→ Exercise details:
For the records below, give the count of lines holding the word "далі" and nothing more.

──────────

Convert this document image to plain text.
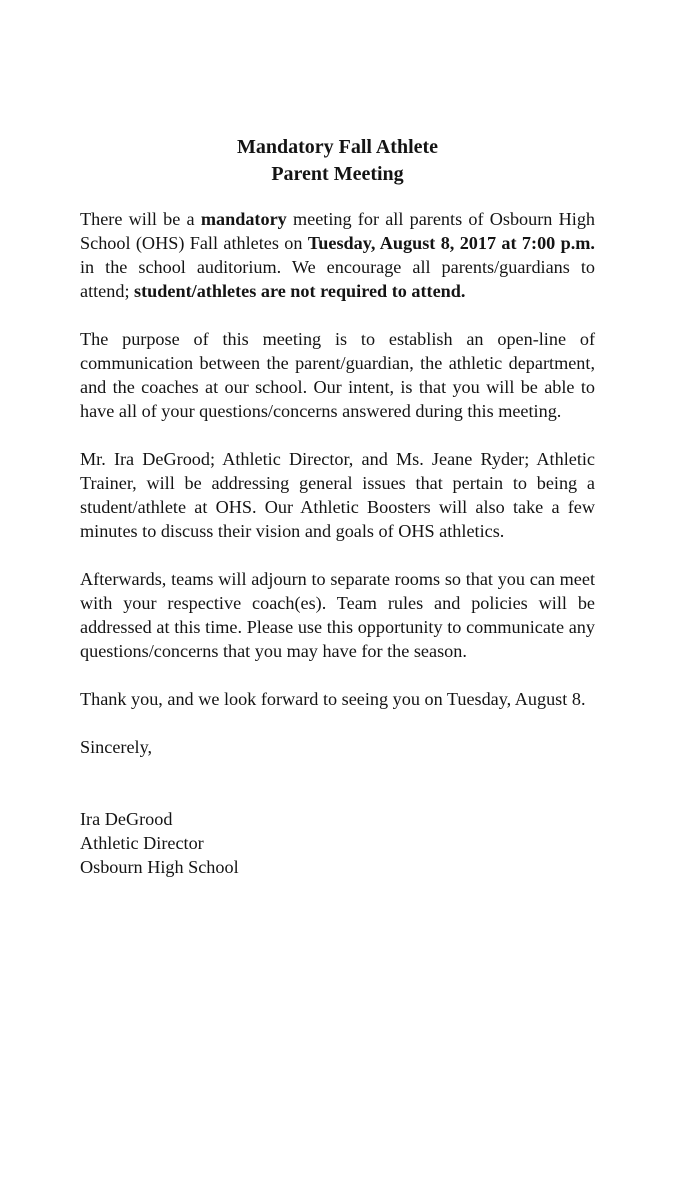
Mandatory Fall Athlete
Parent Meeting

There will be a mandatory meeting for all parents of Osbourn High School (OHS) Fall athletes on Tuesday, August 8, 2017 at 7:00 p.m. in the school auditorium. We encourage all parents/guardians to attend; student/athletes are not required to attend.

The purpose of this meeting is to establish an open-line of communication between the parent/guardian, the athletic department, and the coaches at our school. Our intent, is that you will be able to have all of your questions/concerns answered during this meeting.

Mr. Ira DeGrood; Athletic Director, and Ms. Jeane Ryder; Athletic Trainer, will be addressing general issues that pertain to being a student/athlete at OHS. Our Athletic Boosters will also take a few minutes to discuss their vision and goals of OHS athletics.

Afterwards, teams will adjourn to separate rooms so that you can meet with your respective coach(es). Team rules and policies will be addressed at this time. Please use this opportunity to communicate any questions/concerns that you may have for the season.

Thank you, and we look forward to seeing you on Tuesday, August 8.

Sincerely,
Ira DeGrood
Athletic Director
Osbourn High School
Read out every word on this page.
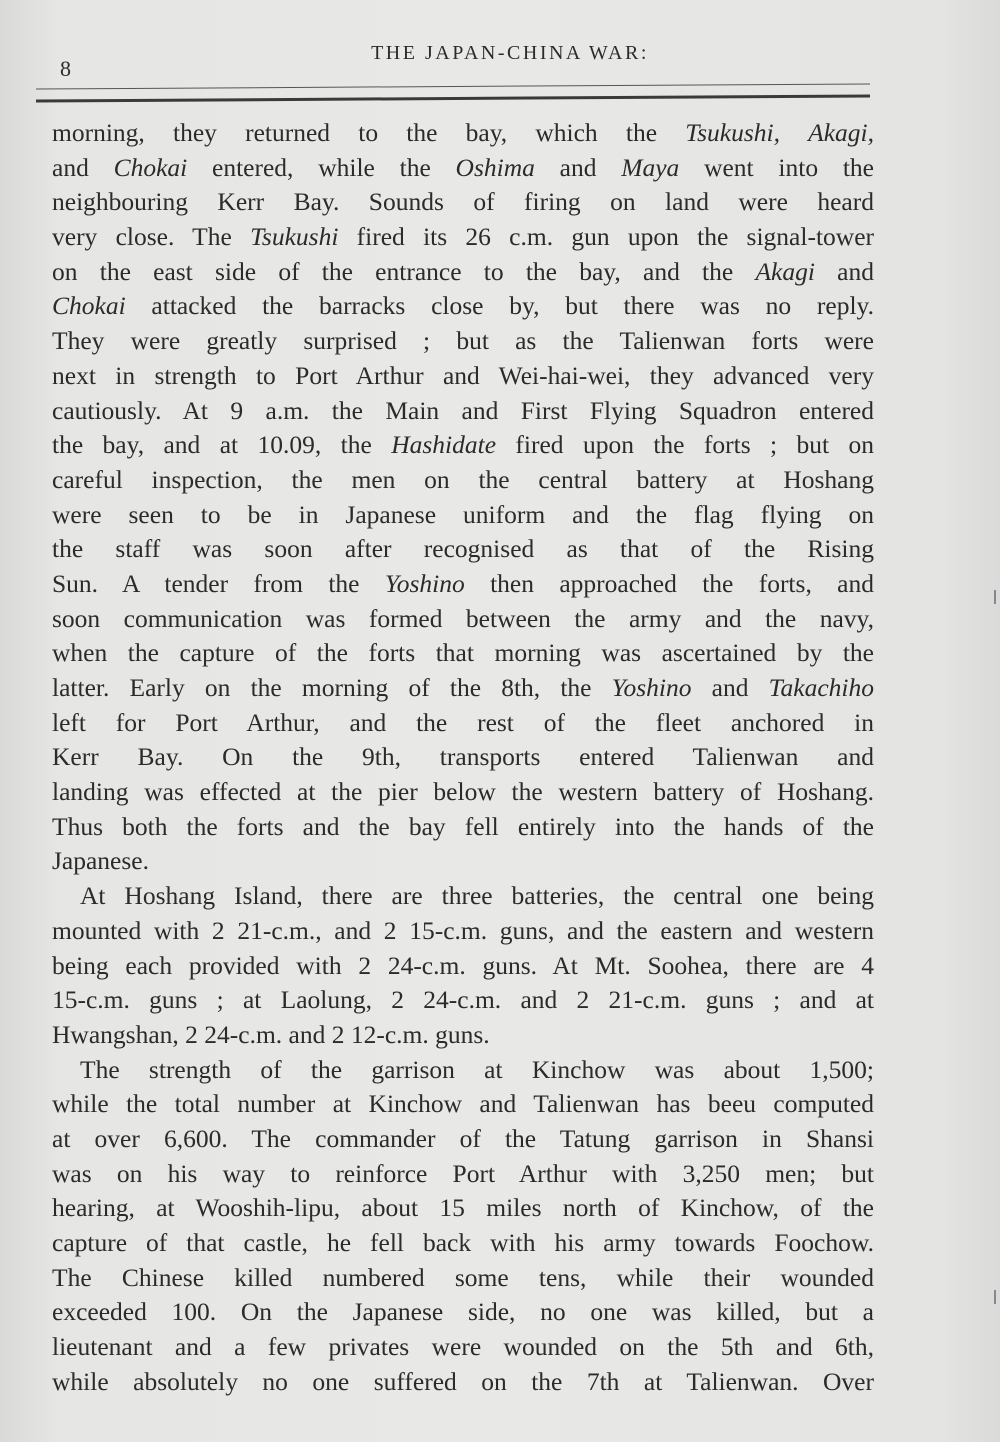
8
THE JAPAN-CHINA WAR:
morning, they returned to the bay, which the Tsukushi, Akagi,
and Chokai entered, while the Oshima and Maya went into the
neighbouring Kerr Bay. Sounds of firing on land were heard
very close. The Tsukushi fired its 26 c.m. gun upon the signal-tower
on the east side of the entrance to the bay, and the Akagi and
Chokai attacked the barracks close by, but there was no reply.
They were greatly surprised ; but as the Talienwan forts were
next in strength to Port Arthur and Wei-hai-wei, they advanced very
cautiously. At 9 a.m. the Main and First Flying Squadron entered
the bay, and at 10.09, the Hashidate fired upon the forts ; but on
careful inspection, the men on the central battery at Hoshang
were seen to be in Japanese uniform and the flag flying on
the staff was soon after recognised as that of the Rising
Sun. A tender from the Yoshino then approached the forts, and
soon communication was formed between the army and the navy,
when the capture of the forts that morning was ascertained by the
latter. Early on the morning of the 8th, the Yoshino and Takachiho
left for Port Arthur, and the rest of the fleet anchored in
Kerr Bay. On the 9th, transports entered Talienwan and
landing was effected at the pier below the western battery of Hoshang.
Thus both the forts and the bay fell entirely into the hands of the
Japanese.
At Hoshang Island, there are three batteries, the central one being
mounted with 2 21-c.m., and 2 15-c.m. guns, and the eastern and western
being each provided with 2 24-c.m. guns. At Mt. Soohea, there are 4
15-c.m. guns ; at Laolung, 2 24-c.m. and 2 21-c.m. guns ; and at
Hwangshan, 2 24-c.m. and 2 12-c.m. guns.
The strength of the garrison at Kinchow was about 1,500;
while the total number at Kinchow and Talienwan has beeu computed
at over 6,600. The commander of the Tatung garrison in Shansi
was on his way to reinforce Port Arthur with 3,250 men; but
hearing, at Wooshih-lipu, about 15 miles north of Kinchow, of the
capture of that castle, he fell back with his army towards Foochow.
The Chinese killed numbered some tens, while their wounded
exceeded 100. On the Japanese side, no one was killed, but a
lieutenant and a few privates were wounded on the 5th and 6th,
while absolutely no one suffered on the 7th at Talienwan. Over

──────────

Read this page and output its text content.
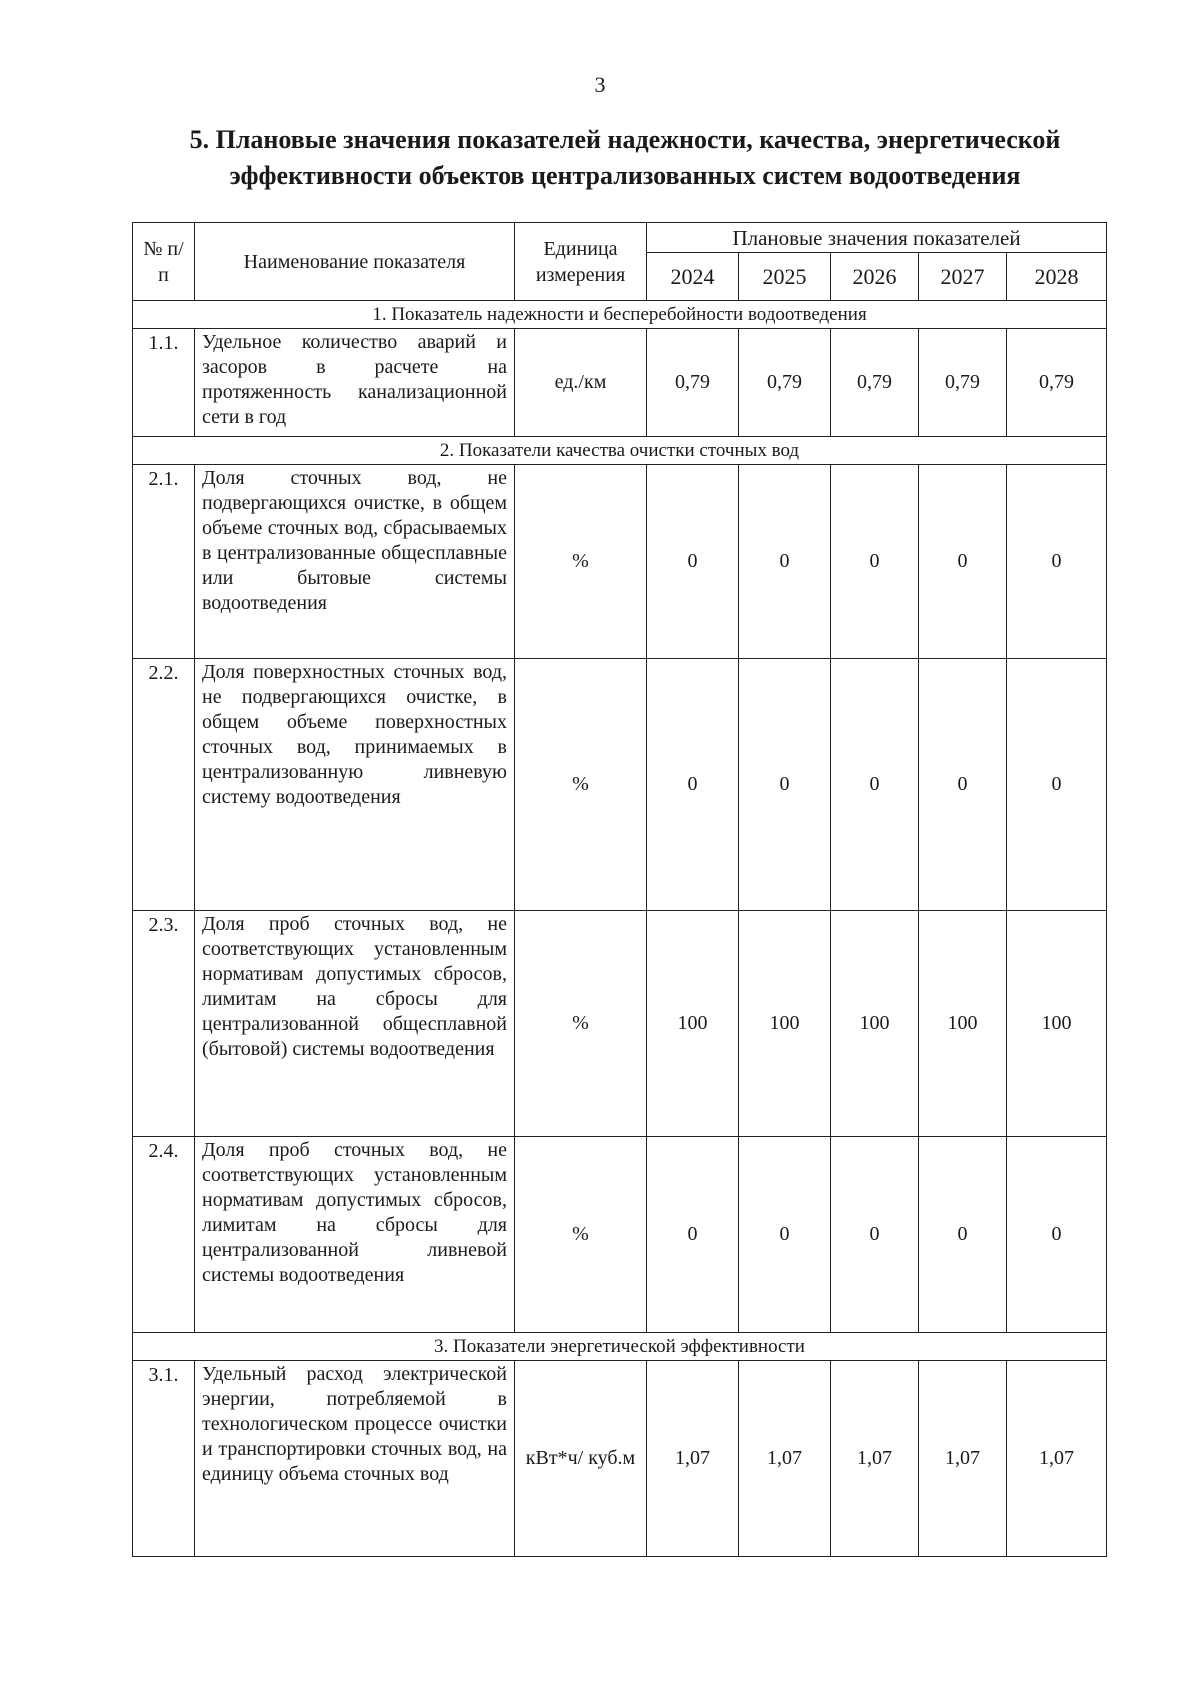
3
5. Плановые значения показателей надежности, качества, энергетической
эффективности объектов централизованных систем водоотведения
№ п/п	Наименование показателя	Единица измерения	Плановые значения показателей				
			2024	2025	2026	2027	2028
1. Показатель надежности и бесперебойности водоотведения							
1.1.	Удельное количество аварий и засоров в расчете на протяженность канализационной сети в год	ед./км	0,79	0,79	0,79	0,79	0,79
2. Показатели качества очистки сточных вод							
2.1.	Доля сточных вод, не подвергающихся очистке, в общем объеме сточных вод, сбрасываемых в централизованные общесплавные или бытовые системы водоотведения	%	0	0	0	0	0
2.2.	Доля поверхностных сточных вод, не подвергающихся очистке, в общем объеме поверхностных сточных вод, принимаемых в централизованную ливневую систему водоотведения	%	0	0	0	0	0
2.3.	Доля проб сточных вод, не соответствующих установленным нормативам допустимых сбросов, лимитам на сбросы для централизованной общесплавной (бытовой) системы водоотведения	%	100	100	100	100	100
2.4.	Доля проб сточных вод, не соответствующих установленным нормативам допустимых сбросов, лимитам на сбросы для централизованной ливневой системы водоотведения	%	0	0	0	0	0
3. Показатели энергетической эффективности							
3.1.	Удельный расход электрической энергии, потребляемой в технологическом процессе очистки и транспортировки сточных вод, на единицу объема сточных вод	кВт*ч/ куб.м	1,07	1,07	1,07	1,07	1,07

──────────

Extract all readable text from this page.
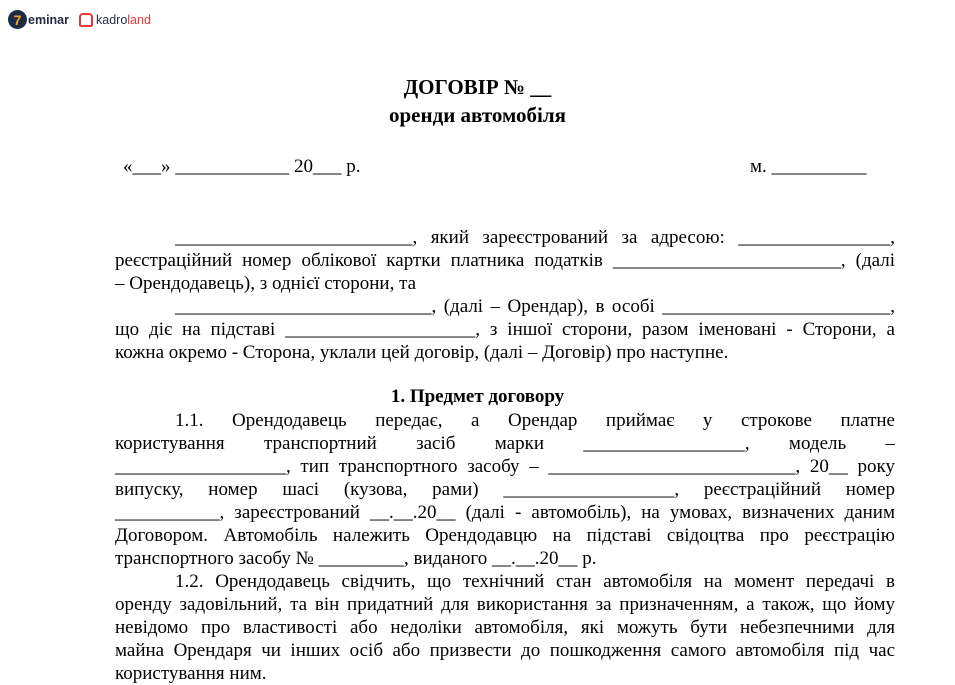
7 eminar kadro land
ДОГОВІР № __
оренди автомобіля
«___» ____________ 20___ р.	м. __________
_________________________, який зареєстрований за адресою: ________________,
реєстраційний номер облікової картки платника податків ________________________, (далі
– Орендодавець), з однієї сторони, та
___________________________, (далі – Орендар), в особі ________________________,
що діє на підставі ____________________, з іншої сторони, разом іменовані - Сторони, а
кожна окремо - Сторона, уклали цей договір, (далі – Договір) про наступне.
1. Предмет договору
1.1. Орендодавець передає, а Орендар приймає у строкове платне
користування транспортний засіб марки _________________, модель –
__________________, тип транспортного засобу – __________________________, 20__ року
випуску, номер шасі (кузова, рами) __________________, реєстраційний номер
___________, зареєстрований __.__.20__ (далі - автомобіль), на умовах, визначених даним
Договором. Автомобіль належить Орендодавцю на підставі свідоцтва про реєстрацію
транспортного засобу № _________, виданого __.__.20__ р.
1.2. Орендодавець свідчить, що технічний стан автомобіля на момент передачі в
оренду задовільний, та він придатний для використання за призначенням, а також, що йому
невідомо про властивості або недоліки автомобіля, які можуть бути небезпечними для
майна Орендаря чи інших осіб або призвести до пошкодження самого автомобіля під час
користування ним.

──────────

→ Written solution:
4